• _GIVEN PROBLEM_: Leaving the pictures aside, transcribe every line below exactly.

[Data entries]
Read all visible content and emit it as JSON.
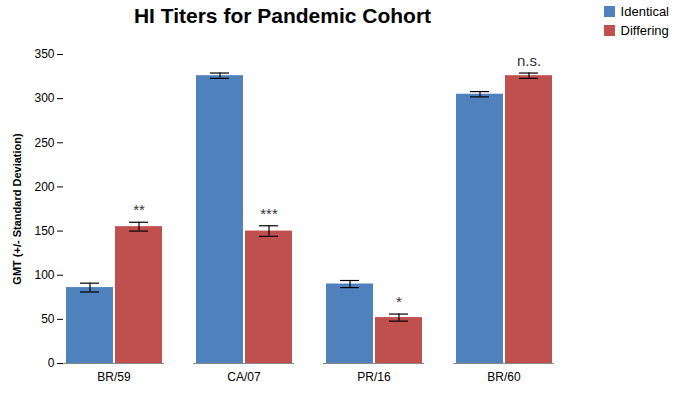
{
  "chart_data": {
    "type": "bar",
    "title": "HI Titers for Pandemic Cohort",
    "y_label": "GMT (+/- Standard Deviation)",
    "categories": [
      "BR/59",
      "CA/07",
      "PR/16",
      "BR/60"
    ],
    "series": [
      {
        "name": "Identical",
        "color": "#4f81bd",
        "values": [
          86,
          326,
          90,
          305
        ],
        "errors": [
          5,
          3,
          4,
          3
        ]
      },
      {
        "name": "Differing",
        "color": "#c0504d",
        "values": [
          155,
          150,
          52,
          326
        ],
        "errors": [
          5,
          6,
          4,
          3
        ],
        "annotations": [
          "**",
          "***",
          "*",
          "n.s."
        ]
      }
    ],
    "ylim": [
      0,
      350
    ],
    "yticks": [
      0,
      50,
      100,
      150,
      200,
      250,
      300,
      350
    ],
    "grid": false,
    "legend": "top-right"
  }
}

• _TASK RESPONSE_:
Read all visible content and emit it as JSON.
{
  "chart_data": {
    "type": "bar",
    "title": "HI Titers for Pandemic Cohort",
    "y_label": "GMT (+/- Standard Deviation)",
    "categories": [
      "BR/59",
      "CA/07",
      "PR/16",
      "BR/60"
    ],
    "series": [
      {
        "name": "Identical",
        "color": "#4f81bd",
        "values": [
          86,
          326,
          90,
          305
        ],
        "errors": [
          5,
          3,
          4,
          3
        ]
      },
      {
        "name": "Differing",
        "color": "#c0504d",
        "values": [
          155,
          150,
          52,
          326
        ],
        "errors": [
          5,
          6,
          4,
          3
        ],
        "annotations": [
          "**",
          "***",
          "*",
          "n.s."
        ]
      }
    ],
    "ylim": [
      0,
      350
    ],
    "yticks": [
      0,
      50,
      100,
      150,
      200,
      250,
      300,
      350
    ],
    "grid": false,
    "legend": "top-right"
  }
}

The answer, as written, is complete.